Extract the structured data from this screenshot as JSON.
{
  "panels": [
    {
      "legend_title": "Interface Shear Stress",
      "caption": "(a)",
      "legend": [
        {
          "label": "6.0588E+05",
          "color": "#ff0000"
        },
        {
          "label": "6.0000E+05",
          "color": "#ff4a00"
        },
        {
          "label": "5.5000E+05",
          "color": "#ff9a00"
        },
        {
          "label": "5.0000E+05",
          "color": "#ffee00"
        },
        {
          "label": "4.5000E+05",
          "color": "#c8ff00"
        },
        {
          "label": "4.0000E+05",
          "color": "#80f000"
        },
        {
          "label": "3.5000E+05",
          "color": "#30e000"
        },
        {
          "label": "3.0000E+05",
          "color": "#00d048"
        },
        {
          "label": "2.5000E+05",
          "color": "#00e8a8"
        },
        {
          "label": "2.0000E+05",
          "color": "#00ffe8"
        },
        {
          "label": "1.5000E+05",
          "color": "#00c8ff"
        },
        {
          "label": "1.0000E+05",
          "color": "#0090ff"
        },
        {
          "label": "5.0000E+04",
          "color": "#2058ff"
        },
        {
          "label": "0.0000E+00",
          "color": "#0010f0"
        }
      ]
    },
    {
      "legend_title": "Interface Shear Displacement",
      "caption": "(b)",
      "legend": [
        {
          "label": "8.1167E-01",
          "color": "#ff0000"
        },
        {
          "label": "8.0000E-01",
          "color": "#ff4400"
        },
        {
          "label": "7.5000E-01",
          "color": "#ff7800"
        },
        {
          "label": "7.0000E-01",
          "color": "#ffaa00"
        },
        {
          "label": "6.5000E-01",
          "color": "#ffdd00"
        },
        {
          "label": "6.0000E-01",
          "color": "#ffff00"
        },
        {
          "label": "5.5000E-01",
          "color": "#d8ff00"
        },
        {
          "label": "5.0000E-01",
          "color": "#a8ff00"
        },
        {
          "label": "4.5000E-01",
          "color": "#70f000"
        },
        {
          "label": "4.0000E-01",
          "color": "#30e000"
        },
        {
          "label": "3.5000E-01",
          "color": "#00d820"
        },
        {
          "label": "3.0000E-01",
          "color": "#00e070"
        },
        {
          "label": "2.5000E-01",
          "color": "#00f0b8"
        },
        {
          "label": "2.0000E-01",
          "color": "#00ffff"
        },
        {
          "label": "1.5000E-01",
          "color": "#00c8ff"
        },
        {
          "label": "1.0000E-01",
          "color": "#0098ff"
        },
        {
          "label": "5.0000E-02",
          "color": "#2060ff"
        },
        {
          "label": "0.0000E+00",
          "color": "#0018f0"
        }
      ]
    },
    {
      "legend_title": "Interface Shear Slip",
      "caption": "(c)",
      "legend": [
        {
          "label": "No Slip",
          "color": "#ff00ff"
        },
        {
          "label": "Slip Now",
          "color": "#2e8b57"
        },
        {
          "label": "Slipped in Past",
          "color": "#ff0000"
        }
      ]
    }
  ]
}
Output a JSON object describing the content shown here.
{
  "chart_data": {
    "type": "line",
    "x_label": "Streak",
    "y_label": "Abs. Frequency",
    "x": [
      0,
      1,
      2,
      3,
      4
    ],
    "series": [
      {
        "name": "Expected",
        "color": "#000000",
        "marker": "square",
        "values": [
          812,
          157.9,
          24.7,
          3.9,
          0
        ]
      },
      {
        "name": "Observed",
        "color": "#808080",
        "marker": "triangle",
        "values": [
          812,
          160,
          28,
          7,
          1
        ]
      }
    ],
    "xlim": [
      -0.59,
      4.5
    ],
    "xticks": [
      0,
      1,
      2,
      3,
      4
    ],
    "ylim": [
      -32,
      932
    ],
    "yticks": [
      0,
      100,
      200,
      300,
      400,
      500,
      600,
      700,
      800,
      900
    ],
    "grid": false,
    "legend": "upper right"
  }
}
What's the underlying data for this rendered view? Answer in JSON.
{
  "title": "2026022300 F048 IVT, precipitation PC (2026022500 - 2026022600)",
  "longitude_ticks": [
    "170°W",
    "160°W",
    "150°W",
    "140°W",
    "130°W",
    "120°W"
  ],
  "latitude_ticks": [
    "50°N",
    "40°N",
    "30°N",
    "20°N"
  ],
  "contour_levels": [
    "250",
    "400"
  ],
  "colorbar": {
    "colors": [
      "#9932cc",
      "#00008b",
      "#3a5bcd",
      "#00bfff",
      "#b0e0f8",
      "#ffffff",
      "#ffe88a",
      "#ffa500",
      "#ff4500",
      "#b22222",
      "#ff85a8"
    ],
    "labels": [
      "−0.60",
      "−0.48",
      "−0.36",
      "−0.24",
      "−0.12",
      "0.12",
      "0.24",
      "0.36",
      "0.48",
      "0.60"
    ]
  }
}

Work required: Return exactly the lines from the line bearing "Output a JSON" to the end of the records, inclusive of both; include no other lines.

Written answer:
Output a JSON object describing the content shown here.
{
  "chart_data": {
    "type": "line",
    "x_label": "Streak",
    "y_label": "Abs. Frequency",
    "x": [
      0,
      1,
      2,
      3,
      4
    ],
    "series": [
      {
        "name": "Expected",
        "color": "#000000",
        "marker": "square",
        "values": [
          812,
          157.9,
          24.7,
          3.9,
          0
        ]
      },
      {
        "name": "Observed",
        "color": "#808080",
        "marker": "triangle",
        "values": [
          812,
          160,
          28,
          7,
          1
        ]
      }
    ],
    "xlim": [
      -0.59,
      4.5
    ],
    "xticks": [
      0,
      1,
      2,
      3,
      4
    ],
    "ylim": [
      -32,
      932
    ],
    "yticks": [
      0,
      100,
      200,
      300,
      400,
      500,
      600,
      700,
      800,
      900
    ],
    "grid": false,
    "legend": "upper right"
  }
}
What's the underlying data for this rendered view? Answer in JSON.
{
  "title": "2026022300 F048 IVT, precipitation PC (2026022500 - 2026022600)",
  "longitude_ticks": [
    "170°W",
    "160°W",
    "150°W",
    "140°W",
    "130°W",
    "120°W"
  ],
  "latitude_ticks": [
    "50°N",
    "40°N",
    "30°N",
    "20°N"
  ],
  "contour_levels": [
    "250",
    "400"
  ],
  "colorbar": {
    "colors": [
      "#9932cc",
      "#00008b",
      "#3a5bcd",
      "#00bfff",
      "#b0e0f8",
      "#ffffff",
      "#ffe88a",
      "#ffa500",
      "#ff4500",
      "#b22222",
      "#ff85a8"
    ],
    "labels": [
      "−0.60",
      "−0.48",
      "−0.36",
      "−0.24",
      "−0.12",
      "0.12",
      "0.24",
      "0.36",
      "0.48",
      "0.60"
    ]
  }
}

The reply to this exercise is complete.